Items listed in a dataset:

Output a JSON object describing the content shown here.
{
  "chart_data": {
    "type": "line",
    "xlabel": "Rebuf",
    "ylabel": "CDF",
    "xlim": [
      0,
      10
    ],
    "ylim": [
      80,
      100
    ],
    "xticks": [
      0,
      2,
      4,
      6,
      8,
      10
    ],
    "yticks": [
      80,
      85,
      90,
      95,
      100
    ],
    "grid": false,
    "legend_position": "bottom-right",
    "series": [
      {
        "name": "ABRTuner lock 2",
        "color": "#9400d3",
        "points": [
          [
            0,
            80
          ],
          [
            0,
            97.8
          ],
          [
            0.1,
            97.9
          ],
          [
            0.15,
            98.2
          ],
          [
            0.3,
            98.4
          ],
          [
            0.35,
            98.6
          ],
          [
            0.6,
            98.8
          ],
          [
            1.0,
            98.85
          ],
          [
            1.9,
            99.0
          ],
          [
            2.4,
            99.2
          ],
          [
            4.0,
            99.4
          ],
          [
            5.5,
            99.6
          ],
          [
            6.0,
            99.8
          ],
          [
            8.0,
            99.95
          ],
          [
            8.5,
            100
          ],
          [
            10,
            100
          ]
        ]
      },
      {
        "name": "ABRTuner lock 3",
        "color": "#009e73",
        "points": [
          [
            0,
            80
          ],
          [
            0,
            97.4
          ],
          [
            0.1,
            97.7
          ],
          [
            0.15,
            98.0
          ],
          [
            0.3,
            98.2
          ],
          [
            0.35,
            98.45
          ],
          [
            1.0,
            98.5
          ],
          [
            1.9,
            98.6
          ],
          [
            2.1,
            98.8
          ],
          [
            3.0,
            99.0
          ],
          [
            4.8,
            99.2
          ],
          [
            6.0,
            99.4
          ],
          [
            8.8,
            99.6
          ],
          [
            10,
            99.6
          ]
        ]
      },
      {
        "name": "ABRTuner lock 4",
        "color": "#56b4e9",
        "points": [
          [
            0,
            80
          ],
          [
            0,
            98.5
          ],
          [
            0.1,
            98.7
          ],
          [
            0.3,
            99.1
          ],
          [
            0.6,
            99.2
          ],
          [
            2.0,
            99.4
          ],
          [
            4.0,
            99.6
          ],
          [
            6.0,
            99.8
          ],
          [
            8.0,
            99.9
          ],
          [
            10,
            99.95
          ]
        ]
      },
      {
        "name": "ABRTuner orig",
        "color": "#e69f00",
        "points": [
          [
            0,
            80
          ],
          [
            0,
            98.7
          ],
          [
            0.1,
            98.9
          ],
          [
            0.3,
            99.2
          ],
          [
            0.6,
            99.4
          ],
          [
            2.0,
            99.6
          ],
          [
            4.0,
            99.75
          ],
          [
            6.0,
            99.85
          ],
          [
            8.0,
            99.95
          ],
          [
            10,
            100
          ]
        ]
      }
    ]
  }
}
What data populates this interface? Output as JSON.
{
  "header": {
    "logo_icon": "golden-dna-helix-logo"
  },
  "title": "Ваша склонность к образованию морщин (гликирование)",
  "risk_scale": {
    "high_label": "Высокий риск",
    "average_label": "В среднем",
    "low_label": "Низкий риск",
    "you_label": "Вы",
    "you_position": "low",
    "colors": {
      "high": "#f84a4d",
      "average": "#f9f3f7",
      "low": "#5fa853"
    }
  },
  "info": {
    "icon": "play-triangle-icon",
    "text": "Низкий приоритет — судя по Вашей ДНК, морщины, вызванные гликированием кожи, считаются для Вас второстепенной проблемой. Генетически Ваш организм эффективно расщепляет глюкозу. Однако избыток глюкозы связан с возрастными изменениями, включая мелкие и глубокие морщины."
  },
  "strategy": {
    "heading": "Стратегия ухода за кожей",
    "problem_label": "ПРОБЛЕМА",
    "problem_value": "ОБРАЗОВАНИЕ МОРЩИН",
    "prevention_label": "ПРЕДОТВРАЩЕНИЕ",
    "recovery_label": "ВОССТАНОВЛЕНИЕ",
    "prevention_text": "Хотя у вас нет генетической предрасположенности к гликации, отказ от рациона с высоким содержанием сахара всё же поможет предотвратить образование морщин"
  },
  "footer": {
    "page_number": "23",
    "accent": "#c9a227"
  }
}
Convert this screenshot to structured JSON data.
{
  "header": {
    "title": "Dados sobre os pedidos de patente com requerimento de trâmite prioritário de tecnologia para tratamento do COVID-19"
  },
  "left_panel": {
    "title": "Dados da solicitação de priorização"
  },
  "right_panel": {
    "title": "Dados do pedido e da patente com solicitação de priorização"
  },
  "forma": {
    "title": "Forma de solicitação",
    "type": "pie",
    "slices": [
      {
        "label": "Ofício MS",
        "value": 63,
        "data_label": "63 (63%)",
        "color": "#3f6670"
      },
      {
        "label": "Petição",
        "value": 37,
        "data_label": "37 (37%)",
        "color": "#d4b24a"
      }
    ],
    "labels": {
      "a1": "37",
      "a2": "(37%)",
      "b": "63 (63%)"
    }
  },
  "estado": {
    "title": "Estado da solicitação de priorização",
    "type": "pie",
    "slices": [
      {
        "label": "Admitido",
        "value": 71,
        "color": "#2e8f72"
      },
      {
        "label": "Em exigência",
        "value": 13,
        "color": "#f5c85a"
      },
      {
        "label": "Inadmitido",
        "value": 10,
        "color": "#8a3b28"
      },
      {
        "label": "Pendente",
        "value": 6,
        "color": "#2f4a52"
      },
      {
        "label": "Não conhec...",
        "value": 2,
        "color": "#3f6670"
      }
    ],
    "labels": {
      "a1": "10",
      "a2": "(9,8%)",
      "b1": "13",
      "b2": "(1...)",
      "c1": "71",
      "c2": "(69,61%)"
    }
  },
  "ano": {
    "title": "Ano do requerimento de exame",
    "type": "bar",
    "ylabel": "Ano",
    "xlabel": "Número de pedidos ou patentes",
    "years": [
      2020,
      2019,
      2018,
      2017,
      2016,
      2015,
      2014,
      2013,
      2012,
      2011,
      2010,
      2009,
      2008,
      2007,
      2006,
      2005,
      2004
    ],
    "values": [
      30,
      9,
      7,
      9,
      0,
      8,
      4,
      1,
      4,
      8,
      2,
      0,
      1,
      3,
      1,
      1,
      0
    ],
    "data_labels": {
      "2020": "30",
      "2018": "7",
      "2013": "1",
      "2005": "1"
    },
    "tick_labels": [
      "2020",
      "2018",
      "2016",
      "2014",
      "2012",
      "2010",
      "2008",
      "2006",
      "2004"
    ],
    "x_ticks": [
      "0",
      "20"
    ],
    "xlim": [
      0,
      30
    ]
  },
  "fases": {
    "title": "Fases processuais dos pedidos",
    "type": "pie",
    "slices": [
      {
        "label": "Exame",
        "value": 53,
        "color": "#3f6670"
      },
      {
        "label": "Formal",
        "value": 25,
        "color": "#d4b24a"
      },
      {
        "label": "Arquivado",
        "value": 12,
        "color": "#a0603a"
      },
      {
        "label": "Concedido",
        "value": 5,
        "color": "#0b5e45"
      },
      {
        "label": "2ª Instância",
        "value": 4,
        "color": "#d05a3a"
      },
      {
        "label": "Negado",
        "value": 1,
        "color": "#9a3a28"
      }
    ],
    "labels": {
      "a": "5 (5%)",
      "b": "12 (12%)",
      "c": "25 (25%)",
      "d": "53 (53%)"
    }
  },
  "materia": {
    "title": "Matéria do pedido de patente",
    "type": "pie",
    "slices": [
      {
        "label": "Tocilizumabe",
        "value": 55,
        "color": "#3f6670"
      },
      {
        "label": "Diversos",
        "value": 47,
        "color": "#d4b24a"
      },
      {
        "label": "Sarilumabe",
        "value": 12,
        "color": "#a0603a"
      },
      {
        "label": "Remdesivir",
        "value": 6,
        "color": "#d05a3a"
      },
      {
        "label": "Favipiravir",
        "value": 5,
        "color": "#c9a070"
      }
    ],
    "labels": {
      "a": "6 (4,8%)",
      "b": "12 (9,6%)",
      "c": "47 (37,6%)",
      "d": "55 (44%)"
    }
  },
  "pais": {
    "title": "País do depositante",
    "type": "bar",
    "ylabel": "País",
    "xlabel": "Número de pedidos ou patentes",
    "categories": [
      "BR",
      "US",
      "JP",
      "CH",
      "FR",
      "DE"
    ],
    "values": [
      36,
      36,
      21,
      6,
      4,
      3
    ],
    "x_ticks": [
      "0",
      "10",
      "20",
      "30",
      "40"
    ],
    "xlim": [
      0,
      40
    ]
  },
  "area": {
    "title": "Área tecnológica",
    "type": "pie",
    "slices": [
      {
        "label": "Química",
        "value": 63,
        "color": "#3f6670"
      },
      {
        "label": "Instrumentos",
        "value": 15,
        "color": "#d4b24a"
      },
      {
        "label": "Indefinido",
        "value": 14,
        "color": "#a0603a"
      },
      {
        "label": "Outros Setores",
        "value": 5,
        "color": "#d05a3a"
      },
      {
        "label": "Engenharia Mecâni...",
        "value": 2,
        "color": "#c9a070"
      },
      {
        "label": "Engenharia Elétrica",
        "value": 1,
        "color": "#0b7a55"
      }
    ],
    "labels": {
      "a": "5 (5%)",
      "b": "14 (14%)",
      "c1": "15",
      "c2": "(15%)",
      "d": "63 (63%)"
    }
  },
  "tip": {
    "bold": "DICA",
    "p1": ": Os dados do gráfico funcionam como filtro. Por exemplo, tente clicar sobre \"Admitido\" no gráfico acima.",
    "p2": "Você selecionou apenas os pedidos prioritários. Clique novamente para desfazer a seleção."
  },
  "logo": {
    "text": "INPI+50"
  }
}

▶ **YOUR GOAL**:
Show each line holding the word "requerimento".

▶ **OUTPUT FOR THIS TASK**:
    "title": "Dados sobre os pedidos de patente com requerimento de trâmite prioritário de tecnologia para tratamento do COVID-19"
    "title": "Ano do requerimento de exame",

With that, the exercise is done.